STATED PROBLEM | Which lines hold the string "revenue"? Copy every one of them.

########

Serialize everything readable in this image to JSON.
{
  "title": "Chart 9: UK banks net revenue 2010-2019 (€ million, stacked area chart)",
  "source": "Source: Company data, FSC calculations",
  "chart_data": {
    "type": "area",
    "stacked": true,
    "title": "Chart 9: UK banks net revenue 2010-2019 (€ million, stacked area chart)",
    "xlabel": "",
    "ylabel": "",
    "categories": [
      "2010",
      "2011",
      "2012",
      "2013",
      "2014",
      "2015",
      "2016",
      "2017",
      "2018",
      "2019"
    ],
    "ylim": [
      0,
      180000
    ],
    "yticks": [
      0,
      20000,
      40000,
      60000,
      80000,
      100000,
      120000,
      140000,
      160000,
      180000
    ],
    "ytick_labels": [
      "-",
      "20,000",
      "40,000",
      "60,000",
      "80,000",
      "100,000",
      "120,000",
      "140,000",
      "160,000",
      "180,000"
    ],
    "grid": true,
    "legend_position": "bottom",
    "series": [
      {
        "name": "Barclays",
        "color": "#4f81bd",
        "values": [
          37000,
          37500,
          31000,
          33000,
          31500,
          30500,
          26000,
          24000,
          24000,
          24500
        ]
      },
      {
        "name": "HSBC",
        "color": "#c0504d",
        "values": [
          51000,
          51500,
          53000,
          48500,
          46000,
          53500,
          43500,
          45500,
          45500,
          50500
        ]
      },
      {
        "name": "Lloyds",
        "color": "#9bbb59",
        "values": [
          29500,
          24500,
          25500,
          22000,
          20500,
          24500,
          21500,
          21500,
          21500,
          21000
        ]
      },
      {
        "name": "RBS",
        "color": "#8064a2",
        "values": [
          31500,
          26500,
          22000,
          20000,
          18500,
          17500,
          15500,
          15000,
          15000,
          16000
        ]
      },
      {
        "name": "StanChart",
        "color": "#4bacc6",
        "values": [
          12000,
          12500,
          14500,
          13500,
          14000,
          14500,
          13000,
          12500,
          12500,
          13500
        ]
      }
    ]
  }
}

########

WRITTEN ANSWER |
  "title": "Chart 9: UK banks net revenue 2010-2019 (€ million, stacked area chart)",
    "title": "Chart 9: UK banks net revenue 2010-2019 (€ million, stacked area chart)",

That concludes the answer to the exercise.